[Records contained in a dataset]
□ □ □ □ □

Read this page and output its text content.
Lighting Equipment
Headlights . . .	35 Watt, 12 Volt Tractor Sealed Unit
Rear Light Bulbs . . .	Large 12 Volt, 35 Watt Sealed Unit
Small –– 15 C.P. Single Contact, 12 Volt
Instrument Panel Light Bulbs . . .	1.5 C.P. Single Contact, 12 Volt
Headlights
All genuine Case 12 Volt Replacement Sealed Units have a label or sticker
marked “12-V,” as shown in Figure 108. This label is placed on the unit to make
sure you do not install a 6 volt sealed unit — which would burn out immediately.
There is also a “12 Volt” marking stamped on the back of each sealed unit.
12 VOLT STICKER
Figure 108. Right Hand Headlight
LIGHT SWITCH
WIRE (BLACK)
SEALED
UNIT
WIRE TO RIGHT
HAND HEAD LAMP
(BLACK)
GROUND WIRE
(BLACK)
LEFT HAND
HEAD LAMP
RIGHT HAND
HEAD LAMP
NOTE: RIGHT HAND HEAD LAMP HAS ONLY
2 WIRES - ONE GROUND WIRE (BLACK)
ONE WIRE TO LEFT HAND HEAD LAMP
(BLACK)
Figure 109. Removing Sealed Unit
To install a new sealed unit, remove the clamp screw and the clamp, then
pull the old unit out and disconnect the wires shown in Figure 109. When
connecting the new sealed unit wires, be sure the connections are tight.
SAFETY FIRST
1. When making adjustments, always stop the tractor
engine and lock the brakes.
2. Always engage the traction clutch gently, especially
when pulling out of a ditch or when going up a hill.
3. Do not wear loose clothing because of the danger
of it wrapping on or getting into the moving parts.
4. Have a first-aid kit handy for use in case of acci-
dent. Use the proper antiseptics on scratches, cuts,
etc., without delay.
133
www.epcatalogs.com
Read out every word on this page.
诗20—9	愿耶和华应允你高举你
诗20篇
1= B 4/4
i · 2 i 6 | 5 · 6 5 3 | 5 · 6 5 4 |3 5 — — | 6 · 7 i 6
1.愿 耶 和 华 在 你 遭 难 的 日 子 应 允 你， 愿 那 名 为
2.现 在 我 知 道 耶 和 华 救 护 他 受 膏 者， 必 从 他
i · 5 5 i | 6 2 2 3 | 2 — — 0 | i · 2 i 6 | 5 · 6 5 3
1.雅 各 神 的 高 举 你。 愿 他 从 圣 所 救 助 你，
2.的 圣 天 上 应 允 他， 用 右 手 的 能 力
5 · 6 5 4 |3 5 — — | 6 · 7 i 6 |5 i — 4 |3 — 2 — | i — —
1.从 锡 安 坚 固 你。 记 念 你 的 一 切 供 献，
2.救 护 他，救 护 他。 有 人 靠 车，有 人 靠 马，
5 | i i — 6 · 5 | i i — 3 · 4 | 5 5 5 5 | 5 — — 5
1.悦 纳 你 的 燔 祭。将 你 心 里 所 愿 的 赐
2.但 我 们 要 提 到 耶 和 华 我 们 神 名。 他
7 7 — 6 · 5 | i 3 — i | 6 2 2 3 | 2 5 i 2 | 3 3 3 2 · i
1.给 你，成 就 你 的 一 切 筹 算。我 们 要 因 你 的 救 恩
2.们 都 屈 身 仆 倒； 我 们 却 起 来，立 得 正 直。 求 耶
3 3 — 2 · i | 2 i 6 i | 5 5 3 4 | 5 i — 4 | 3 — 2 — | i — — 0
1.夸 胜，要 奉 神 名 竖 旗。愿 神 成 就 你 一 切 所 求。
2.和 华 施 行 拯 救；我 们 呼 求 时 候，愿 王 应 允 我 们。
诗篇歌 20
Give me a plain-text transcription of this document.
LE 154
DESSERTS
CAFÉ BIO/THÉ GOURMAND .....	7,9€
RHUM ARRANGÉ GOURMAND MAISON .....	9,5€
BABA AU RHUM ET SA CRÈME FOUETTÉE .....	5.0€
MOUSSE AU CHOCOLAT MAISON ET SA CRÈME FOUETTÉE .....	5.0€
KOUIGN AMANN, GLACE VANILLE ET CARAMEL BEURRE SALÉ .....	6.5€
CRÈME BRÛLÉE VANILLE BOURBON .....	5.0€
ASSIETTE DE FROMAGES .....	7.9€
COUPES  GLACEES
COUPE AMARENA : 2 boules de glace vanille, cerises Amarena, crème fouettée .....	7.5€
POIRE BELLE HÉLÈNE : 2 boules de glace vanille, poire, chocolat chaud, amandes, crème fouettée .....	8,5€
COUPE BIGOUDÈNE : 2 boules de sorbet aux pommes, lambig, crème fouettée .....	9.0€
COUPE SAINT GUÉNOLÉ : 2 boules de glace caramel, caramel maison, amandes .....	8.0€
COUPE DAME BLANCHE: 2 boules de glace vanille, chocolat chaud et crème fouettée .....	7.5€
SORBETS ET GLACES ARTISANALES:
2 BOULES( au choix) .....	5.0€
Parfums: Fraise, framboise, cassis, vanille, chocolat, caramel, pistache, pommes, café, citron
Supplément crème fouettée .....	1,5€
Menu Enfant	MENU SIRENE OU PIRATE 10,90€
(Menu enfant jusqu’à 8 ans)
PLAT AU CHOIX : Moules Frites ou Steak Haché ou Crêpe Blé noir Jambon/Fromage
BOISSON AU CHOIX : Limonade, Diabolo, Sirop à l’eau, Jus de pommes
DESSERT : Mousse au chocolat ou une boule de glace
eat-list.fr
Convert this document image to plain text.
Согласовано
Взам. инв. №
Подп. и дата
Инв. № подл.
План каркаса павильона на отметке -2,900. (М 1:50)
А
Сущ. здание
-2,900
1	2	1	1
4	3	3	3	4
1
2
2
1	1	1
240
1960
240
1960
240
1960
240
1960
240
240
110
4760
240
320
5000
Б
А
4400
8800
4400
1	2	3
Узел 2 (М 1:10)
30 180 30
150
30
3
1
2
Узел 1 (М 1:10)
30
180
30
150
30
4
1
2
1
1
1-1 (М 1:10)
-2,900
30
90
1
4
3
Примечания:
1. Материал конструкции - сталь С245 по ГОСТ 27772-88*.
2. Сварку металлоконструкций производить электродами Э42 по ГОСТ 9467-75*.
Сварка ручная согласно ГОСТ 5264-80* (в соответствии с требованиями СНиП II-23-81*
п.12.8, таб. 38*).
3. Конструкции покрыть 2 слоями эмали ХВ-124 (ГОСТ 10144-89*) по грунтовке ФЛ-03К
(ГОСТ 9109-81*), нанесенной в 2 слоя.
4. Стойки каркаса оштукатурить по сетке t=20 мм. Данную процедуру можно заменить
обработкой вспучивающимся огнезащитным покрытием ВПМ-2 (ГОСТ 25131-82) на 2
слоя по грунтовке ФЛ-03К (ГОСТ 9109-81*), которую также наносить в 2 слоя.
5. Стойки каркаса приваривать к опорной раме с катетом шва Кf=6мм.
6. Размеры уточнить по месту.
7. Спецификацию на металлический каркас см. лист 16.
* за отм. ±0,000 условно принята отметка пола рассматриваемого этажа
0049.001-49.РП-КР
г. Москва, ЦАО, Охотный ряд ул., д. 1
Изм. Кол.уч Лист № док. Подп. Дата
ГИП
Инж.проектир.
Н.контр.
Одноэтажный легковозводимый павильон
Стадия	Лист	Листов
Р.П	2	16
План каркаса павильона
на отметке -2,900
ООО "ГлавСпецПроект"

□ □ □ □ □

## [Work required]
Copy every line of the material, please, keeping it exactly the same.

## [Answer to the problem]
Read this page and output its text content.
Lighting Equipment
Headlights . . .	35 Watt, 12 Volt Tractor Sealed Unit
Rear Light Bulbs . . .	Large 12 Volt, 35 Watt Sealed Unit
Small –– 15 C.P. Single Contact, 12 Volt
Instrument Panel Light Bulbs . . .	1.5 C.P. Single Contact, 12 Volt
Headlights
All genuine Case 12 Volt Replacement Sealed Units have a label or sticker
marked “12-V,” as shown in Figure 108. This label is placed on the unit to make
sure you do not install a 6 volt sealed unit — which would burn out immediately.
There is also a “12 Volt” marking stamped on the back of each sealed unit.
12 VOLT STICKER
Figure 108. Right Hand Headlight
LIGHT SWITCH
WIRE (BLACK)
SEALED
UNIT
WIRE TO RIGHT
HAND HEAD LAMP
(BLACK)
GROUND WIRE
(BLACK)
LEFT HAND
HEAD LAMP
RIGHT HAND
HEAD LAMP
NOTE: RIGHT HAND HEAD LAMP HAS ONLY
2 WIRES - ONE GROUND WIRE (BLACK)
ONE WIRE TO LEFT HAND HEAD LAMP
(BLACK)
Figure 109. Removing Sealed Unit
To install a new sealed unit, remove the clamp screw and the clamp, then
pull the old unit out and disconnect the wires shown in Figure 109. When
connecting the new sealed unit wires, be sure the connections are tight.
SAFETY FIRST
1. When making adjustments, always stop the tractor
engine and lock the brakes.
2. Always engage the traction clutch gently, especially
when pulling out of a ditch or when going up a hill.
3. Do not wear loose clothing because of the danger
of it wrapping on or getting into the moving parts.
4. Have a first-aid kit handy for use in case of acci-
dent. Use the proper antiseptics on scratches, cuts,
etc., without delay.
133
www.epcatalogs.com
Read out every word on this page.
诗20—9	愿耶和华应允你高举你
诗20篇
1= B 4/4
i · 2 i 6 | 5 · 6 5 3 | 5 · 6 5 4 |3 5 — — | 6 · 7 i 6
1.愿 耶 和 华 在 你 遭 难 的 日 子 应 允 你， 愿 那 名 为
2.现 在 我 知 道 耶 和 华 救 护 他 受 膏 者， 必 从 他
i · 5 5 i | 6 2 2 3 | 2 — — 0 | i · 2 i 6 | 5 · 6 5 3
1.雅 各 神 的 高 举 你。 愿 他 从 圣 所 救 助 你，
2.的 圣 天 上 应 允 他， 用 右 手 的 能 力
5 · 6 5 4 |3 5 — — | 6 · 7 i 6 |5 i — 4 |3 — 2 — | i — —
1.从 锡 安 坚 固 你。 记 念 你 的 一 切 供 献，
2.救 护 他，救 护 他。 有 人 靠 车，有 人 靠 马，
5 | i i — 6 · 5 | i i — 3 · 4 | 5 5 5 5 | 5 — — 5
1.悦 纳 你 的 燔 祭。将 你 心 里 所 愿 的 赐
2.但 我 们 要 提 到 耶 和 华 我 们 神 名。 他
7 7 — 6 · 5 | i 3 — i | 6 2 2 3 | 2 5 i 2 | 3 3 3 2 · i
1.给 你，成 就 你 的 一 切 筹 算。我 们 要 因 你 的 救 恩
2.们 都 屈 身 仆 倒； 我 们 却 起 来，立 得 正 直。 求 耶
3 3 — 2 · i | 2 i 6 i | 5 5 3 4 | 5 i — 4 | 3 — 2 — | i — — 0
1.夸 胜，要 奉 神 名 竖 旗。愿 神 成 就 你 一 切 所 求。
2.和 华 施 行 拯 救；我 们 呼 求 时 候，愿 王 应 允 我 们。
诗篇歌 20
Give me a plain-text transcription of this document.
LE 154
DESSERTS
CAFÉ BIO/THÉ GOURMAND .....	7,9€
RHUM ARRANGÉ GOURMAND MAISON .....	9,5€
BABA AU RHUM ET SA CRÈME FOUETTÉE .....	5.0€
MOUSSE AU CHOCOLAT MAISON ET SA CRÈME FOUETTÉE .....	5.0€
KOUIGN AMANN, GLACE VANILLE ET CARAMEL BEURRE SALÉ .....	6.5€
CRÈME BRÛLÉE VANILLE BOURBON .....	5.0€
ASSIETTE DE FROMAGES .....	7.9€
COUPES  GLACEES
COUPE AMARENA : 2 boules de glace vanille, cerises Amarena, crème fouettée .....	7.5€
POIRE BELLE HÉLÈNE : 2 boules de glace vanille, poire, chocolat chaud, amandes, crème fouettée .....	8,5€
COUPE BIGOUDÈNE : 2 boules de sorbet aux pommes, lambig, crème fouettée .....	9.0€
COUPE SAINT GUÉNOLÉ : 2 boules de glace caramel, caramel maison, amandes .....	8.0€
COUPE DAME BLANCHE: 2 boules de glace vanille, chocolat chaud et crème fouettée .....	7.5€
SORBETS ET GLACES ARTISANALES:
2 BOULES( au choix) .....	5.0€
Parfums: Fraise, framboise, cassis, vanille, chocolat, caramel, pistache, pommes, café, citron
Supplément crème fouettée .....	1,5€
Menu Enfant	MENU SIRENE OU PIRATE 10,90€
(Menu enfant jusqu’à 8 ans)
PLAT AU CHOIX : Moules Frites ou Steak Haché ou Crêpe Blé noir Jambon/Fromage
BOISSON AU CHOIX : Limonade, Diabolo, Sirop à l’eau, Jus de pommes
DESSERT : Mousse au chocolat ou une boule de glace
eat-list.fr
Convert this document image to plain text.
Согласовано
Взам. инв. №
Подп. и дата
Инв. № подл.
План каркаса павильона на отметке -2,900. (М 1:50)
А
Сущ. здание
-2,900
1	2	1	1
4	3	3	3	4
1
2
2
1	1	1
240
1960
240
1960
240
1960
240
1960
240
240
110
4760
240
320
5000
Б
А
4400
8800
4400
1	2	3
Узел 2 (М 1:10)
30 180 30
150
30
3
1
2
Узел 1 (М 1:10)
30
180
30
150
30
4
1
2
1
1
1-1 (М 1:10)
-2,900
30
90
1
4
3
Примечания:
1. Материал конструкции - сталь С245 по ГОСТ 27772-88*.
2. Сварку металлоконструкций производить электродами Э42 по ГОСТ 9467-75*.
Сварка ручная согласно ГОСТ 5264-80* (в соответствии с требованиями СНиП II-23-81*
п.12.8, таб. 38*).
3. Конструкции покрыть 2 слоями эмали ХВ-124 (ГОСТ 10144-89*) по грунтовке ФЛ-03К
(ГОСТ 9109-81*), нанесенной в 2 слоя.
4. Стойки каркаса оштукатурить по сетке t=20 мм. Данную процедуру можно заменить
обработкой вспучивающимся огнезащитным покрытием ВПМ-2 (ГОСТ 25131-82) на 2
слоя по грунтовке ФЛ-03К (ГОСТ 9109-81*), которую также наносить в 2 слоя.
5. Стойки каркаса приваривать к опорной раме с катетом шва Кf=6мм.
6. Размеры уточнить по месту.
7. Спецификацию на металлический каркас см. лист 16.
* за отм. ±0,000 условно принята отметка пола рассматриваемого этажа
0049.001-49.РП-КР
г. Москва, ЦАО, Охотный ряд ул., д. 1
Изм. Кол.уч Лист № док. Подп. Дата
ГИП
Инж.проектир.
Н.контр.
Одноэтажный легковозводимый павильон
Стадия	Лист	Листов
Р.П	2	16
План каркаса павильона
на отметке -2,900
ООО "ГлавСпецПроект"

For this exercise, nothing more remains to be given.